Extracted entries:
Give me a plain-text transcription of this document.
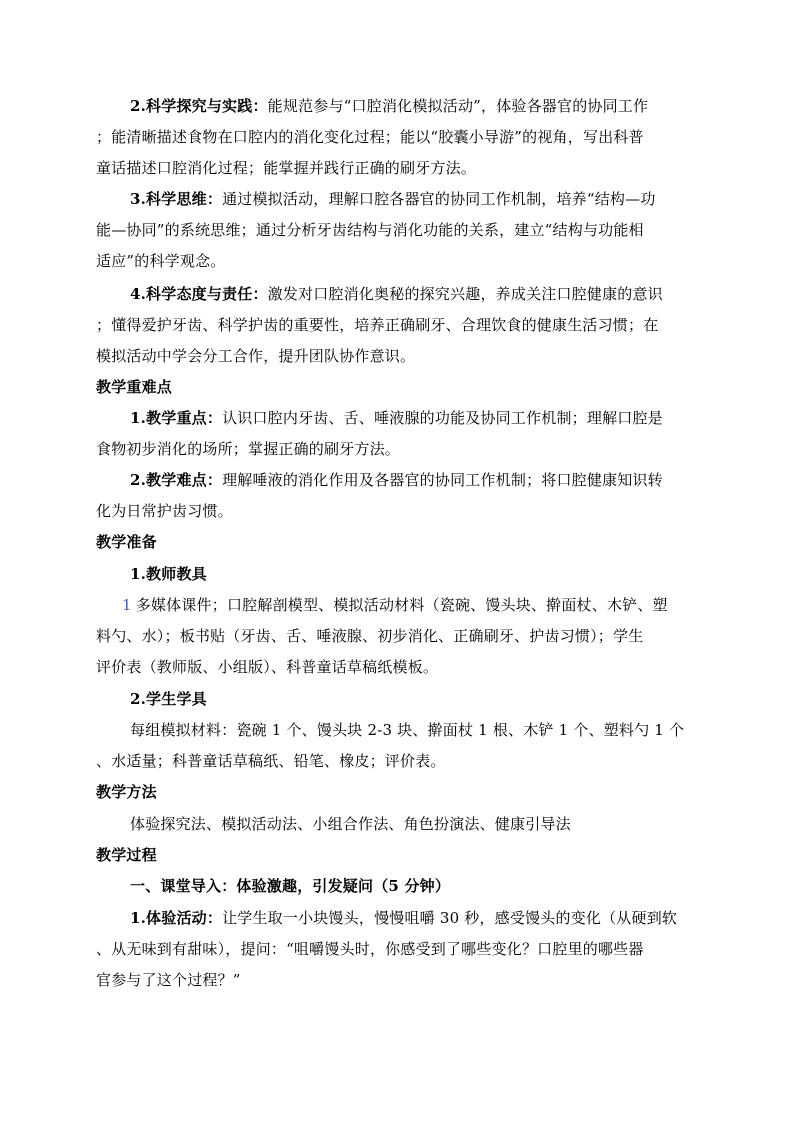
2.科学探究与实践：能规范参与“口腔消化模拟活动”，体验各器官的协同工作
；能清晰描述食物在口腔内的消化变化过程；能以“胶囊小导游”的视角，写出科普
童话描述口腔消化过程；能掌握并践行正确的刷牙方法。
3.科学思维：通过模拟活动，理解口腔各器官的协同工作机制，培养“结构—功
能—协同”的系统思维；通过分析牙齿结构与消化功能的关系，建立“结构与功能相
适应”的科学观念。
4.科学态度与责任：激发对口腔消化奥秘的探究兴趣，养成关注口腔健康的意识
；懂得爱护牙齿、科学护齿的重要性，培养正确刷牙、合理饮食的健康生活习惯；在
模拟活动中学会分工合作，提升团队协作意识。
教学重难点
1.教学重点：认识口腔内牙齿、舌、唾液腺的功能及协同工作机制；理解口腔是
食物初步消化的场所；掌握正确的刷牙方法。
2.教学难点：理解唾液的消化作用及各器官的协同工作机制；将口腔健康知识转
化为日常护齿习惯。
教学准备
1.教师教具
1 多媒体课件；口腔解剖模型、模拟活动材料（瓷碗、馒头块、擀面杖、木铲、塑
料勺、水）；板书贴（牙齿、舌、唾液腺、初步消化、正确刷牙、护齿习惯）；学生
评价表（教师版、小组版）、科普童话草稿纸模板。
2.学生学具
每组模拟材料：瓷碗 1 个、馒头块 2-3 块、擀面杖 1 根、木铲 1 个、塑料勺 1 个
、水适量；科普童话草稿纸、铅笔、橡皮；评价表。
教学方法
体验探究法、模拟活动法、小组合作法、角色扮演法、健康引导法
教学过程
一、课堂导入：体验激趣，引发疑问（5 分钟）
1.体验活动：让学生取一小块馒头，慢慢咀嚼 30 秒，感受馒头的变化（从硬到软
、从无味到有甜味），提问：“咀嚼馒头时，你感受到了哪些变化？口腔里的哪些器
官参与了这个过程？”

Required work:
In your copy of the listing above, reproduce each line exactly and omit all pictures.

Solution to the problem:
Give me a plain-text transcription of this document.
2.科学探究与实践：能规范参与“口腔消化模拟活动”，体验各器官的协同工作
；能清晰描述食物在口腔内的消化变化过程；能以“胶囊小导游”的视角，写出科普
童话描述口腔消化过程；能掌握并践行正确的刷牙方法。
3.科学思维：通过模拟活动，理解口腔各器官的协同工作机制，培养“结构—功
能—协同”的系统思维；通过分析牙齿结构与消化功能的关系，建立“结构与功能相
适应”的科学观念。
4.科学态度与责任：激发对口腔消化奥秘的探究兴趣，养成关注口腔健康的意识
；懂得爱护牙齿、科学护齿的重要性，培养正确刷牙、合理饮食的健康生活习惯；在
模拟活动中学会分工合作，提升团队协作意识。
教学重难点
1.教学重点：认识口腔内牙齿、舌、唾液腺的功能及协同工作机制；理解口腔是
食物初步消化的场所；掌握正确的刷牙方法。
2.教学难点：理解唾液的消化作用及各器官的协同工作机制；将口腔健康知识转
化为日常护齿习惯。
教学准备
1.教师教具
1 多媒体课件；口腔解剖模型、模拟活动材料（瓷碗、馒头块、擀面杖、木铲、塑
料勺、水）；板书贴（牙齿、舌、唾液腺、初步消化、正确刷牙、护齿习惯）；学生
评价表（教师版、小组版）、科普童话草稿纸模板。
2.学生学具
每组模拟材料：瓷碗 1 个、馒头块 2-3 块、擀面杖 1 根、木铲 1 个、塑料勺 1 个
、水适量；科普童话草稿纸、铅笔、橡皮；评价表。
教学方法
体验探究法、模拟活动法、小组合作法、角色扮演法、健康引导法
教学过程
一、课堂导入：体验激趣，引发疑问（5 分钟）
1.体验活动：让学生取一小块馒头，慢慢咀嚼 30 秒，感受馒头的变化（从硬到软
、从无味到有甜味），提问：“咀嚼馒头时，你感受到了哪些变化？口腔里的哪些器
官参与了这个过程？”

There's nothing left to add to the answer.